- _GIVEN REQUEST_: Copy each line of the entries that contains the word "Atrasada".

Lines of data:

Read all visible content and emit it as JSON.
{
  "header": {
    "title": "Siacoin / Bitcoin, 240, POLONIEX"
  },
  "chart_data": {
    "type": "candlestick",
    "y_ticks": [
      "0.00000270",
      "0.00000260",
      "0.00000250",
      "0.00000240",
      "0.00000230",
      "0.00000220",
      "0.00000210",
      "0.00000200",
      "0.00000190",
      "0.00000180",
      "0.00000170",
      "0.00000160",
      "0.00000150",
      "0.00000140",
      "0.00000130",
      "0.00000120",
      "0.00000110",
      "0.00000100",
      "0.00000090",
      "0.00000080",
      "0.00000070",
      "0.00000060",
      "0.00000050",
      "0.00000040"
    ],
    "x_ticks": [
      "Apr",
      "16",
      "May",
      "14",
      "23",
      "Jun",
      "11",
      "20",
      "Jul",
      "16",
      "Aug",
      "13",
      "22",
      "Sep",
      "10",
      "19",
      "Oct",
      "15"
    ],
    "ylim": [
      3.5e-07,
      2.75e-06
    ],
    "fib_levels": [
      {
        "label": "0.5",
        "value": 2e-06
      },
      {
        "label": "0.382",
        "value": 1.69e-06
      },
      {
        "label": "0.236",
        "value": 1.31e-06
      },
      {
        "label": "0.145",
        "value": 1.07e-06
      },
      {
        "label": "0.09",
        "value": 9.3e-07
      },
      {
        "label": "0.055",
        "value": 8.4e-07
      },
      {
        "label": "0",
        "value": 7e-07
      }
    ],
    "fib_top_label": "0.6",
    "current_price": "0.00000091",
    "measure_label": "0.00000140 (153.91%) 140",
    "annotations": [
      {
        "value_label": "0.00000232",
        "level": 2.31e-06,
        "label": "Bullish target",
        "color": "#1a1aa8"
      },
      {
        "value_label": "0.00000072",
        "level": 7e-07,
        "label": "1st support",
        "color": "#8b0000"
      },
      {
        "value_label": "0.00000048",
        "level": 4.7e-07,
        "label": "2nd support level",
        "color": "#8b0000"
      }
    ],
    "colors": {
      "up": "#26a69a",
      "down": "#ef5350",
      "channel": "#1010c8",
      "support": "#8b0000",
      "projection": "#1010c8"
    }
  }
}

* * *

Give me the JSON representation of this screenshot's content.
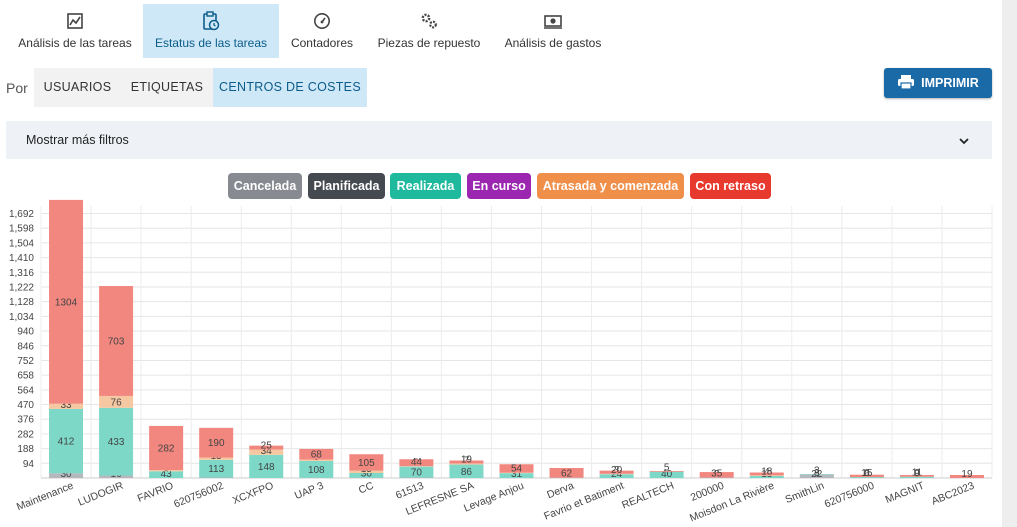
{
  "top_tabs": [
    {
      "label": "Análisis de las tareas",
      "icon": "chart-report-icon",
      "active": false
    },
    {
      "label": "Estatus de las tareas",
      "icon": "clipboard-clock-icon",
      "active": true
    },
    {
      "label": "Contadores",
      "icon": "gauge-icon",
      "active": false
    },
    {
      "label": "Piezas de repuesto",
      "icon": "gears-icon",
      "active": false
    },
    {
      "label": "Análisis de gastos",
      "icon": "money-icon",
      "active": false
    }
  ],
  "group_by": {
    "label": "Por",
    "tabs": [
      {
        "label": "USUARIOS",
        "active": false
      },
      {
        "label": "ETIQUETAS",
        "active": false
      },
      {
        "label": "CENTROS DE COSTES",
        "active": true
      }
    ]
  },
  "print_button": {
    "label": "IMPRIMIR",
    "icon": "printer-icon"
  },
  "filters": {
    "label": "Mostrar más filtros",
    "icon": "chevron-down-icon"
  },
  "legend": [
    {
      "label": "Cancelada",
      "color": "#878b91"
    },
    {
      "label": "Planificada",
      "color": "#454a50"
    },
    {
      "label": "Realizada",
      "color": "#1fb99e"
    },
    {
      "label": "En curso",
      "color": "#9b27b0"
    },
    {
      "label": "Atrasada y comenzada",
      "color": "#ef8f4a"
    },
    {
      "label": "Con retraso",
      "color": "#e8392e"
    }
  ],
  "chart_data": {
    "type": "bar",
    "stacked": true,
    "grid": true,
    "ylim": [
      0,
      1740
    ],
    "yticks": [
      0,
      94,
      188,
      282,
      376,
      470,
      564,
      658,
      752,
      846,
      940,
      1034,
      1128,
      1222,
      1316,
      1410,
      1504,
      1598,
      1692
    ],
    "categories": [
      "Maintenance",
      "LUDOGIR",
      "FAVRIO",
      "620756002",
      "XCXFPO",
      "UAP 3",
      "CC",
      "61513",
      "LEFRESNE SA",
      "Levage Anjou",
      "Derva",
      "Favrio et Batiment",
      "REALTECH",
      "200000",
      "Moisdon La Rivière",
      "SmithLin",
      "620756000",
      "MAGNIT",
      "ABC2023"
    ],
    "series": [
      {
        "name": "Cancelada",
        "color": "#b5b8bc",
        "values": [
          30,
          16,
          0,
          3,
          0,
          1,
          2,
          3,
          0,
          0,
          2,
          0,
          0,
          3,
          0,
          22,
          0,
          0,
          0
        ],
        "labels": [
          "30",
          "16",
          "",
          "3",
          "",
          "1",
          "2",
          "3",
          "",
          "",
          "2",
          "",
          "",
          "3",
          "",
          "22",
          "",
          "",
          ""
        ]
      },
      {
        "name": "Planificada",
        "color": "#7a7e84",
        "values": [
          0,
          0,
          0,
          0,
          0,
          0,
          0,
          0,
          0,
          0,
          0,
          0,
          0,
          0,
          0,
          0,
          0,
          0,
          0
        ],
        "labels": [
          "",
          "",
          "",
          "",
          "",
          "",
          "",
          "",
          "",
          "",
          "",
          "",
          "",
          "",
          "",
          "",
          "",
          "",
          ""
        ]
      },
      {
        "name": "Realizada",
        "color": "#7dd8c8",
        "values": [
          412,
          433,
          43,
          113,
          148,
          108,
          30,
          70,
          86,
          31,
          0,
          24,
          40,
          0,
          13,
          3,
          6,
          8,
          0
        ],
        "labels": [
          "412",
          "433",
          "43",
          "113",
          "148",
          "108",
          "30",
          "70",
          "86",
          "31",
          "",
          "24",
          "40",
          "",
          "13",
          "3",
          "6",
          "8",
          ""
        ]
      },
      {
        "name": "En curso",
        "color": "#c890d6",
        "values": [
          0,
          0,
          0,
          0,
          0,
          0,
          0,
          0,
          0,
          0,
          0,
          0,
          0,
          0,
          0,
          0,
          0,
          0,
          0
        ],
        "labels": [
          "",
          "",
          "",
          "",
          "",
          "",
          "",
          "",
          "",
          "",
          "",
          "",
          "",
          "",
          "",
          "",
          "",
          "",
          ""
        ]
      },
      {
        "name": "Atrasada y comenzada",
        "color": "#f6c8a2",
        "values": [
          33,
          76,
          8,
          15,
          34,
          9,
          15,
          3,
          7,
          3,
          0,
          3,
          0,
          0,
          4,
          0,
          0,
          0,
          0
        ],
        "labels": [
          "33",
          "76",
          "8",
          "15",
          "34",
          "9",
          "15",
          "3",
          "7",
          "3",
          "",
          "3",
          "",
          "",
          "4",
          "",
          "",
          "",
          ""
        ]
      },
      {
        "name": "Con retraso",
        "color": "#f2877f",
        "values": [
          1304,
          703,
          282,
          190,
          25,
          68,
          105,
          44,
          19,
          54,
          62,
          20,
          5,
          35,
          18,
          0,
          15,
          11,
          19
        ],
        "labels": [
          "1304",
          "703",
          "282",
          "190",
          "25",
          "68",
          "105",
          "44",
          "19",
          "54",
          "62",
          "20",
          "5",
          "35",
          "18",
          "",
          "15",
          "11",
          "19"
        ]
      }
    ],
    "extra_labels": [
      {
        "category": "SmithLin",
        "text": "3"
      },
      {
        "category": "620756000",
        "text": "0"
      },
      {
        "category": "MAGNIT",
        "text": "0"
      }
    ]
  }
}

- _RESPONSE_:
      "label": "Atrasada y comenzada",
        "name": "Atrasada y comenzada",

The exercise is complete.